## Start

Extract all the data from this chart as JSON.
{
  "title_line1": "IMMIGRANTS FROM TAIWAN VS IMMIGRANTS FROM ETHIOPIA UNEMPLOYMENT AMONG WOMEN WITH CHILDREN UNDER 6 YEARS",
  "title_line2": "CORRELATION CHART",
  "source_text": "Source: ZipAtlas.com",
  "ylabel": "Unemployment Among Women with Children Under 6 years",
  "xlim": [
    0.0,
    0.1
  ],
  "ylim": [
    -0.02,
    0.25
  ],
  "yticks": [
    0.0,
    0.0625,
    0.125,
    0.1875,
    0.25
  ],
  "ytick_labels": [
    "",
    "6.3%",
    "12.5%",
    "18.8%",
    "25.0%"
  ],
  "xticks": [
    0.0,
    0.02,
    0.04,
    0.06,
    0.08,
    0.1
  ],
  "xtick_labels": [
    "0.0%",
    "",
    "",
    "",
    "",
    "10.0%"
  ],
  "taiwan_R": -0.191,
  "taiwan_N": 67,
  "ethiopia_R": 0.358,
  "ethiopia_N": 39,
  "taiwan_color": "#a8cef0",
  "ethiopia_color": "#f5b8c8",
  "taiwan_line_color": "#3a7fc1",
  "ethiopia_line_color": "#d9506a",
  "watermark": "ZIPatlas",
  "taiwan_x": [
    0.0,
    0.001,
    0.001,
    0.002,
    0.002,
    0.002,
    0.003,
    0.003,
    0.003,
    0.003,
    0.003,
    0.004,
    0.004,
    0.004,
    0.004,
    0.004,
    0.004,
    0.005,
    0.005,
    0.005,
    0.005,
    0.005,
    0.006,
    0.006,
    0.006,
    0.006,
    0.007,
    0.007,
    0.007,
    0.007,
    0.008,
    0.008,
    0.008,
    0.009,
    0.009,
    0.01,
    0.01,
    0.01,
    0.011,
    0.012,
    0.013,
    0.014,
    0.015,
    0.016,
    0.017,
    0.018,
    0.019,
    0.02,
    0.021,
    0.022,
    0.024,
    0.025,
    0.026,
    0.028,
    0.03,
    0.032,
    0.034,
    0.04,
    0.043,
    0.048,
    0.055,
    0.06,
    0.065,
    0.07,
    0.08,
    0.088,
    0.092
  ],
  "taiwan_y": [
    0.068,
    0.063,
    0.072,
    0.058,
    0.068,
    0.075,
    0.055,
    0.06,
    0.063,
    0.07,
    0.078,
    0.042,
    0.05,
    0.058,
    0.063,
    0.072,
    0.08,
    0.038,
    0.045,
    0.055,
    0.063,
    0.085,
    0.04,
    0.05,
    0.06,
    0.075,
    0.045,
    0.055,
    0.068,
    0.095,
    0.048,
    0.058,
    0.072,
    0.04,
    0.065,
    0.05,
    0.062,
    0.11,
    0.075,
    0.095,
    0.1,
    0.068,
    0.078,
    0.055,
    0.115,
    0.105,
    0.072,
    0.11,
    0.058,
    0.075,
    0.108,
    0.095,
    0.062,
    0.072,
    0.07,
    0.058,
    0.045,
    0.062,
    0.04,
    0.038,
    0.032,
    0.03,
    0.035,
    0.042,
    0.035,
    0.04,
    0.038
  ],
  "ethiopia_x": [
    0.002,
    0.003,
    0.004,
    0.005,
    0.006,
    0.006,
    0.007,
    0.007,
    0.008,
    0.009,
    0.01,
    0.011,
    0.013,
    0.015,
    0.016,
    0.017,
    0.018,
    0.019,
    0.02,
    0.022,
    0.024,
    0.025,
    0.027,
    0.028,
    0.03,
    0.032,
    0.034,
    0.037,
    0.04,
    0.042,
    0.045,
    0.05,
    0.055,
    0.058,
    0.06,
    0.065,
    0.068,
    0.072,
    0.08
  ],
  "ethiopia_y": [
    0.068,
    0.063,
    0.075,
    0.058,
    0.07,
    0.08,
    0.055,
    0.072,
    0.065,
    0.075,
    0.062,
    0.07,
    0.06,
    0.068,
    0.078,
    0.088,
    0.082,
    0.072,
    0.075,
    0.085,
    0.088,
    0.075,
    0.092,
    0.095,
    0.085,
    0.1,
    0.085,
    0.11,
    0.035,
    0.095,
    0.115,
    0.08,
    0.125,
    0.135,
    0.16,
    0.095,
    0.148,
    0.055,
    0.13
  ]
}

## End

• **Problem to solve**: Restate all of the entries above precisely.

• **Completed exercise**:
Extract all the data from this chart as JSON.
{
  "title_line1": "IMMIGRANTS FROM TAIWAN VS IMMIGRANTS FROM ETHIOPIA UNEMPLOYMENT AMONG WOMEN WITH CHILDREN UNDER 6 YEARS",
  "title_line2": "CORRELATION CHART",
  "source_text": "Source: ZipAtlas.com",
  "ylabel": "Unemployment Among Women with Children Under 6 years",
  "xlim": [
    0.0,
    0.1
  ],
  "ylim": [
    -0.02,
    0.25
  ],
  "yticks": [
    0.0,
    0.0625,
    0.125,
    0.1875,
    0.25
  ],
  "ytick_labels": [
    "",
    "6.3%",
    "12.5%",
    "18.8%",
    "25.0%"
  ],
  "xticks": [
    0.0,
    0.02,
    0.04,
    0.06,
    0.08,
    0.1
  ],
  "xtick_labels": [
    "0.0%",
    "",
    "",
    "",
    "",
    "10.0%"
  ],
  "taiwan_R": -0.191,
  "taiwan_N": 67,
  "ethiopia_R": 0.358,
  "ethiopia_N": 39,
  "taiwan_color": "#a8cef0",
  "ethiopia_color": "#f5b8c8",
  "taiwan_line_color": "#3a7fc1",
  "ethiopia_line_color": "#d9506a",
  "watermark": "ZIPatlas",
  "taiwan_x": [
    0.0,
    0.001,
    0.001,
    0.002,
    0.002,
    0.002,
    0.003,
    0.003,
    0.003,
    0.003,
    0.003,
    0.004,
    0.004,
    0.004,
    0.004,
    0.004,
    0.004,
    0.005,
    0.005,
    0.005,
    0.005,
    0.005,
    0.006,
    0.006,
    0.006,
    0.006,
    0.007,
    0.007,
    0.007,
    0.007,
    0.008,
    0.008,
    0.008,
    0.009,
    0.009,
    0.01,
    0.01,
    0.01,
    0.011,
    0.012,
    0.013,
    0.014,
    0.015,
    0.016,
    0.017,
    0.018,
    0.019,
    0.02,
    0.021,
    0.022,
    0.024,
    0.025,
    0.026,
    0.028,
    0.03,
    0.032,
    0.034,
    0.04,
    0.043,
    0.048,
    0.055,
    0.06,
    0.065,
    0.07,
    0.08,
    0.088,
    0.092
  ],
  "taiwan_y": [
    0.068,
    0.063,
    0.072,
    0.058,
    0.068,
    0.075,
    0.055,
    0.06,
    0.063,
    0.07,
    0.078,
    0.042,
    0.05,
    0.058,
    0.063,
    0.072,
    0.08,
    0.038,
    0.045,
    0.055,
    0.063,
    0.085,
    0.04,
    0.05,
    0.06,
    0.075,
    0.045,
    0.055,
    0.068,
    0.095,
    0.048,
    0.058,
    0.072,
    0.04,
    0.065,
    0.05,
    0.062,
    0.11,
    0.075,
    0.095,
    0.1,
    0.068,
    0.078,
    0.055,
    0.115,
    0.105,
    0.072,
    0.11,
    0.058,
    0.075,
    0.108,
    0.095,
    0.062,
    0.072,
    0.07,
    0.058,
    0.045,
    0.062,
    0.04,
    0.038,
    0.032,
    0.03,
    0.035,
    0.042,
    0.035,
    0.04,
    0.038
  ],
  "ethiopia_x": [
    0.002,
    0.003,
    0.004,
    0.005,
    0.006,
    0.006,
    0.007,
    0.007,
    0.008,
    0.009,
    0.01,
    0.011,
    0.013,
    0.015,
    0.016,
    0.017,
    0.018,
    0.019,
    0.02,
    0.022,
    0.024,
    0.025,
    0.027,
    0.028,
    0.03,
    0.032,
    0.034,
    0.037,
    0.04,
    0.042,
    0.045,
    0.05,
    0.055,
    0.058,
    0.06,
    0.065,
    0.068,
    0.072,
    0.08
  ],
  "ethiopia_y": [
    0.068,
    0.063,
    0.075,
    0.058,
    0.07,
    0.08,
    0.055,
    0.072,
    0.065,
    0.075,
    0.062,
    0.07,
    0.06,
    0.068,
    0.078,
    0.088,
    0.082,
    0.072,
    0.075,
    0.085,
    0.088,
    0.075,
    0.092,
    0.095,
    0.085,
    0.1,
    0.085,
    0.11,
    0.035,
    0.095,
    0.115,
    0.08,
    0.125,
    0.135,
    0.16,
    0.095,
    0.148,
    0.055,
    0.13
  ]
}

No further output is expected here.